■ **Work instructions**: Reproduce the part of the book review on American industrial relations policy starting at "Larry G. Gerber, _The" and ending at "viii + 212 pp.".

**** Text passage ****

Larry G. Gerber, _The Irony of State Intervention: American   
Industrial Relations Policy in Comparative Perspective, 1914-1939_.   
DeKalb, IL: Northern Illinois University Press, 2005. viii + 212 pp.   
$40 (cloth), ISBN: 0-87580-347-4.  
  
Reviewed for EH.NET by Gerald Friedman, Department of Economics,   
University of Massachusetts at Amherst,  
  
  
"How Many Exceptions?" There was a time when social scientists   
explored American Exceptionalism and debated why the United States   
lacked a strong socialist movement. But then American labor   
historians challenged the premise of American Exceptionalism by   
showing the strength of labor radicalism in the United States; and   
experience has challenged the assumption that capitalism generally   
leads to socialism because labor movements throughout the world have   
become more conservative over time and have lost power and   
membership. Now, instead of one there are many "exceptionalisms" and   
the task for social scientists has become to explore the divergent   
responses by workers in different countries to capitalist economic   
development.  
  
 From this perspective Larry Gerber, Professor of History at Auburn,   
has written a book that addresses questions of exceptionalism in a   
way that also provides insight into current policy debates. Comparing   
state policy towards labor relations in the United States and the   
United Kingdom, he asks why countries with similar political cultures   
adopted such different policies in the 1930s. "No nation," Gerber   
contends, "is more identified with the philosophy and practice of   
limited government than the United States." However, in the field of   
industrial relations, "the American state has long played an active   
and critically important role" culminating in 1935 with the enactment   
of the National Labor Relations Act (NLRA). By contrast, Gerber   
argues, such intrusive "state intervention would have been   
inconceivable during the same period in Britain, the one other major   
industrial democracy generally viewed as having a 'weak state'" (p.   
3).

**** Data shown ****

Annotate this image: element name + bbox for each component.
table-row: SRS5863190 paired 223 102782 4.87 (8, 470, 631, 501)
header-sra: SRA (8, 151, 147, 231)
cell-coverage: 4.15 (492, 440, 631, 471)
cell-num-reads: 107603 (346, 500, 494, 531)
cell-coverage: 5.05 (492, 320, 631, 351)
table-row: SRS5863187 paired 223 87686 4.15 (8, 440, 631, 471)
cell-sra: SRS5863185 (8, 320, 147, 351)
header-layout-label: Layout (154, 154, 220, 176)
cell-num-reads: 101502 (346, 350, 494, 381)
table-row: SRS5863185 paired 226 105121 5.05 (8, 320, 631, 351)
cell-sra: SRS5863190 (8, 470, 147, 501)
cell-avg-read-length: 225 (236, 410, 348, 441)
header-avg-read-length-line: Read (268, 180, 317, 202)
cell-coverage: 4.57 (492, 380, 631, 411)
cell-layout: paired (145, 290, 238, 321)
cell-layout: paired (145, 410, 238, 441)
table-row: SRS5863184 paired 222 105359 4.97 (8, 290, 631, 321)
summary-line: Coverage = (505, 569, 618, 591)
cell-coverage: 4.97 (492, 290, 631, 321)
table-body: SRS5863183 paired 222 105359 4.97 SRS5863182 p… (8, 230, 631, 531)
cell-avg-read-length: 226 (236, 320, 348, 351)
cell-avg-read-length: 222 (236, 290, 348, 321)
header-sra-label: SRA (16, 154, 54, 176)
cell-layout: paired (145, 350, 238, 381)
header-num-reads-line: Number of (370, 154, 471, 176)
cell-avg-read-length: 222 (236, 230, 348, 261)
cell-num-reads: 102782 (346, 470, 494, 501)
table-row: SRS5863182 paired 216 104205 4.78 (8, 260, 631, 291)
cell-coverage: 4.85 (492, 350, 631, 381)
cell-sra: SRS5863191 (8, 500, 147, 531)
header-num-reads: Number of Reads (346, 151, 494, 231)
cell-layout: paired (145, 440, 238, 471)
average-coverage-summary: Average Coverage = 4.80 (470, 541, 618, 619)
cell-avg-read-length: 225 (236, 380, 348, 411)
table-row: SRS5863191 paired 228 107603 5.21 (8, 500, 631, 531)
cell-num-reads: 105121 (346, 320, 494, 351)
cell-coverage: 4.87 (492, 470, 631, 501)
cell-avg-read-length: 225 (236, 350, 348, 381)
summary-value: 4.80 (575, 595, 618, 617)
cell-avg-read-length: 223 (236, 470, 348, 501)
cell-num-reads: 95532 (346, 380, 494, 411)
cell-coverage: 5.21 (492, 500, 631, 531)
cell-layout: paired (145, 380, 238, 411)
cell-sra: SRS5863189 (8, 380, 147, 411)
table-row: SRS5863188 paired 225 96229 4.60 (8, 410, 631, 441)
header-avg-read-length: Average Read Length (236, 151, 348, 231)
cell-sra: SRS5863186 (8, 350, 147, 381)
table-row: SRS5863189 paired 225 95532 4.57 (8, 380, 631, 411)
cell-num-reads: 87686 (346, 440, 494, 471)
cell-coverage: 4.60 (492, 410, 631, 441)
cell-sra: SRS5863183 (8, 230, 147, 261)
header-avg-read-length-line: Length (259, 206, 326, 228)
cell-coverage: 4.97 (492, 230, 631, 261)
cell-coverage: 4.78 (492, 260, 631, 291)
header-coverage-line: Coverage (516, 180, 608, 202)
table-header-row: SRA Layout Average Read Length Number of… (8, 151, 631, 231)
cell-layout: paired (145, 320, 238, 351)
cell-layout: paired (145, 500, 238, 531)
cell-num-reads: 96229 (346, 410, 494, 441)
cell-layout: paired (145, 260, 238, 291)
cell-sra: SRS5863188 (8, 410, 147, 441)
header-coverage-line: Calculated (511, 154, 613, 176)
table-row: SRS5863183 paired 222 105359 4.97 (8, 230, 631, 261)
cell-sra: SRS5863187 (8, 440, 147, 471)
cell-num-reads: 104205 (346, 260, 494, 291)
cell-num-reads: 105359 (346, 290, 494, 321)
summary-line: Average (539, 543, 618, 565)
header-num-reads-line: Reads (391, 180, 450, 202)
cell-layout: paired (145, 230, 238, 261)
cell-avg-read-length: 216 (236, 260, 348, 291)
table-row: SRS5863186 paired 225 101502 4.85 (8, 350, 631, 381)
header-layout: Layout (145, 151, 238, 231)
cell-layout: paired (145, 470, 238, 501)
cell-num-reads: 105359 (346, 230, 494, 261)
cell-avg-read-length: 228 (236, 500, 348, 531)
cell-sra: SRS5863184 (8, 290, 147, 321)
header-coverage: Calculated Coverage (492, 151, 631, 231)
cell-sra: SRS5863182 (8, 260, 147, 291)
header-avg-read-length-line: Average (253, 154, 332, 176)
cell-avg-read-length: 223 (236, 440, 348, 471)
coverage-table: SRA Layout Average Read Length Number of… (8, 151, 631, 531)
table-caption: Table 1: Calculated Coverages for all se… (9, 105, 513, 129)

****

■ **Result for this task**:
Larry G. Gerber, _The Irony of State Intervention: American   
Industrial Relations Policy in Comparative Perspective, 1914-1939_.   
DeKalb, IL: Northern Illinois University Press, 2005. viii + 212 pp.